What is required: Please copy all the lines that follow, word for word.

-- Records shown start --

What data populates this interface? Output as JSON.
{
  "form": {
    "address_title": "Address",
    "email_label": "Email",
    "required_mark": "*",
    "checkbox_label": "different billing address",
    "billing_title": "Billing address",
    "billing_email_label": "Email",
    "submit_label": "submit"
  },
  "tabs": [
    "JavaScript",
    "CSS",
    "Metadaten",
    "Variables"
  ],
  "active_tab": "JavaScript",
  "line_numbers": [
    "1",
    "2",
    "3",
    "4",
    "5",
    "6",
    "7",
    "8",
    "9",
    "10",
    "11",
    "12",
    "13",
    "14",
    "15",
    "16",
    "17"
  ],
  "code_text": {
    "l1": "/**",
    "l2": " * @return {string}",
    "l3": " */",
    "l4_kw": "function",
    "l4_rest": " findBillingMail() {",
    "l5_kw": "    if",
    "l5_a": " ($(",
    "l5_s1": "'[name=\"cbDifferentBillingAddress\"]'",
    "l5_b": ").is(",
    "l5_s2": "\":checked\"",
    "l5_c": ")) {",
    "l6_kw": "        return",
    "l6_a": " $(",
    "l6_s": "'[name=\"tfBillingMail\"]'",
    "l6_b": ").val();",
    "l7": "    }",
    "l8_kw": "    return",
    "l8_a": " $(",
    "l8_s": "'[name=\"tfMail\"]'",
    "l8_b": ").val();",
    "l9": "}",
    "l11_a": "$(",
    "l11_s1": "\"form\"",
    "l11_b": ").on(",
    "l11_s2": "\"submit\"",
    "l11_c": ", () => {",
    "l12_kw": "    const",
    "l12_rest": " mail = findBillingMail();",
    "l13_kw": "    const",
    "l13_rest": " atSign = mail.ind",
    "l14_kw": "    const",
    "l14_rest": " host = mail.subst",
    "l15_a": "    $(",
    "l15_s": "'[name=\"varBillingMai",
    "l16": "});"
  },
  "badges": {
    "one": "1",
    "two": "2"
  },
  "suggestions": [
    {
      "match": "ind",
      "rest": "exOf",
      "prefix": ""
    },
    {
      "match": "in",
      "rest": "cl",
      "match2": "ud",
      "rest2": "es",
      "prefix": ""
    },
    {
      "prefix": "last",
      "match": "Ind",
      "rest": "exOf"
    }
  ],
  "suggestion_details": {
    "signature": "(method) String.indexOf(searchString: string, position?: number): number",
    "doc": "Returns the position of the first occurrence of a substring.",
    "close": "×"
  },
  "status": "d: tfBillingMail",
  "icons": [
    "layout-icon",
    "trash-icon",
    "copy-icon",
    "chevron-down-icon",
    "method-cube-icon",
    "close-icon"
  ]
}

-- Records shown end --

Complete answer:
What data populates this interface? Output as JSON.
{
  "form": {
    "address_title": "Address",
    "email_label": "Email",
    "required_mark": "*",
    "checkbox_label": "different billing address",
    "billing_title": "Billing address",
    "billing_email_label": "Email",
    "submit_label": "submit"
  },
  "tabs": [
    "JavaScript",
    "CSS",
    "Metadaten",
    "Variables"
  ],
  "active_tab": "JavaScript",
  "line_numbers": [
    "1",
    "2",
    "3",
    "4",
    "5",
    "6",
    "7",
    "8",
    "9",
    "10",
    "11",
    "12",
    "13",
    "14",
    "15",
    "16",
    "17"
  ],
  "code_text": {
    "l1": "/**",
    "l2": " * @return {string}",
    "l3": " */",
    "l4_kw": "function",
    "l4_rest": " findBillingMail() {",
    "l5_kw": "    if",
    "l5_a": " ($(",
    "l5_s1": "'[name=\"cbDifferentBillingAddress\"]'",
    "l5_b": ").is(",
    "l5_s2": "\":checked\"",
    "l5_c": ")) {",
    "l6_kw": "        return",
    "l6_a": " $(",
    "l6_s": "'[name=\"tfBillingMail\"]'",
    "l6_b": ").val();",
    "l7": "    }",
    "l8_kw": "    return",
    "l8_a": " $(",
    "l8_s": "'[name=\"tfMail\"]'",
    "l8_b": ").val();",
    "l9": "}",
    "l11_a": "$(",
    "l11_s1": "\"form\"",
    "l11_b": ").on(",
    "l11_s2": "\"submit\"",
    "l11_c": ", () => {",
    "l12_kw": "    const",
    "l12_rest": " mail = findBillingMail();",
    "l13_kw": "    const",
    "l13_rest": " atSign = mail.ind",
    "l14_kw": "    const",
    "l14_rest": " host = mail.subst",
    "l15_a": "    $(",
    "l15_s": "'[name=\"varBillingMai",
    "l16": "});"
  },
  "badges": {
    "one": "1",
    "two": "2"
  },
  "suggestions": [
    {
      "match": "ind",
      "rest": "exOf",
      "prefix": ""
    },
    {
      "match": "in",
      "rest": "cl",
      "match2": "ud",
      "rest2": "es",
      "prefix": ""
    },
    {
      "prefix": "last",
      "match": "Ind",
      "rest": "exOf"
    }
  ],
  "suggestion_details": {
    "signature": "(method) String.indexOf(searchString: string, position?: number): number",
    "doc": "Returns the position of the first occurrence of a substring.",
    "close": "×"
  },
  "status": "d: tfBillingMail",
  "icons": [
    "layout-icon",
    "trash-icon",
    "copy-icon",
    "chevron-down-icon",
    "method-cube-icon",
    "close-icon"
  ]
}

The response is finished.